(Raw records)

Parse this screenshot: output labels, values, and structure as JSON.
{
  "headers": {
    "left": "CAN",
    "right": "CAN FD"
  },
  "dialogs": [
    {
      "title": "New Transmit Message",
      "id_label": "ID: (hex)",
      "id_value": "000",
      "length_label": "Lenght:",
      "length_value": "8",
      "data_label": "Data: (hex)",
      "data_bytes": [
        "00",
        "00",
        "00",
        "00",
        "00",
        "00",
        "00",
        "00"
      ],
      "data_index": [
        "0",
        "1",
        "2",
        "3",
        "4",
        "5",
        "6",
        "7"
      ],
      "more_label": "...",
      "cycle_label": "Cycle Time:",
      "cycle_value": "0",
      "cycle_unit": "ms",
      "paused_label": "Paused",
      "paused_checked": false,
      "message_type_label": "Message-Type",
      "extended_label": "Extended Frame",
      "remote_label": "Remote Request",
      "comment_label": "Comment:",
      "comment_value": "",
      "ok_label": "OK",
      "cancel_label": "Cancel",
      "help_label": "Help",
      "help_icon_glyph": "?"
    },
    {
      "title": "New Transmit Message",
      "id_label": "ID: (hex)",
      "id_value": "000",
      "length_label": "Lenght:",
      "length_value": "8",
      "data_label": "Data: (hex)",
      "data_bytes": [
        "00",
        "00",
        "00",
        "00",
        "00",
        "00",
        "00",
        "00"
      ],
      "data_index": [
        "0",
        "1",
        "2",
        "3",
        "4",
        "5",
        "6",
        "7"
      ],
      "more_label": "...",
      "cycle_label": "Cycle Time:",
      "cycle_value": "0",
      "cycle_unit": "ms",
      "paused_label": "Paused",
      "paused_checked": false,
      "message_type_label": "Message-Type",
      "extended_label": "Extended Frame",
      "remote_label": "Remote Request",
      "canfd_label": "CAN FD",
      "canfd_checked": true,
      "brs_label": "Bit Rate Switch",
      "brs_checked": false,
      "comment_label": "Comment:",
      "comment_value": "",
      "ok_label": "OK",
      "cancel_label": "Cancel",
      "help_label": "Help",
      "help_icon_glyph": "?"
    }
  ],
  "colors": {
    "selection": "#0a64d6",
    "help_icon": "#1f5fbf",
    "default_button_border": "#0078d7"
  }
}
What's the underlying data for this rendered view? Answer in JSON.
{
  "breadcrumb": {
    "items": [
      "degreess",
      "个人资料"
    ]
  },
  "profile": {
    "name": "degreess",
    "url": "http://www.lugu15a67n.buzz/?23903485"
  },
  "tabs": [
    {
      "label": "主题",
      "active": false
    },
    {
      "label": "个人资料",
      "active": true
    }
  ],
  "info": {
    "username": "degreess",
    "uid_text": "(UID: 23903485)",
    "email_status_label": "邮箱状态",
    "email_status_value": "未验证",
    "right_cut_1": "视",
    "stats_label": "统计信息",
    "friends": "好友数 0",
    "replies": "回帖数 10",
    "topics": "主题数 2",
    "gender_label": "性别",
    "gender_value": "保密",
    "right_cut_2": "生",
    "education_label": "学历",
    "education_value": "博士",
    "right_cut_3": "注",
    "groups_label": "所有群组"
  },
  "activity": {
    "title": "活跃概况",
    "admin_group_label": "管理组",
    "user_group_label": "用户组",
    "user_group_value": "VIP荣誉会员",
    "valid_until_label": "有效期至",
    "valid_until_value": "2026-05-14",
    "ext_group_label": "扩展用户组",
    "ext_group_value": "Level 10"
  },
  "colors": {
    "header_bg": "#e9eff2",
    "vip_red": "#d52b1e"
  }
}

What the exercise asks | Write out the lines above, starting at the line that contains "What's the underlying" and ending with the final line, and nothing else; copy them exactly.

Answer to the problem |
What's the underlying data for this rendered view? Answer in JSON.
{
  "breadcrumb": {
    "items": [
      "degreess",
      "个人资料"
    ]
  },
  "profile": {
    "name": "degreess",
    "url": "http://www.lugu15a67n.buzz/?23903485"
  },
  "tabs": [
    {
      "label": "主题",
      "active": false
    },
    {
      "label": "个人资料",
      "active": true
    }
  ],
  "info": {
    "username": "degreess",
    "uid_text": "(UID: 23903485)",
    "email_status_label": "邮箱状态",
    "email_status_value": "未验证",
    "right_cut_1": "视",
    "stats_label": "统计信息",
    "friends": "好友数 0",
    "replies": "回帖数 10",
    "topics": "主题数 2",
    "gender_label": "性别",
    "gender_value": "保密",
    "right_cut_2": "生",
    "education_label": "学历",
    "education_value": "博士",
    "right_cut_3": "注",
    "groups_label": "所有群组"
  },
  "activity": {
    "title": "活跃概况",
    "admin_group_label": "管理组",
    "user_group_label": "用户组",
    "user_group_value": "VIP荣誉会员",
    "valid_until_label": "有效期至",
    "valid_until_value": "2026-05-14",
    "ext_group_label": "扩展用户组",
    "ext_group_value": "Level 10"
  },
  "colors": {
    "header_bg": "#e9eff2",
    "vip_red": "#d52b1e"
  }
}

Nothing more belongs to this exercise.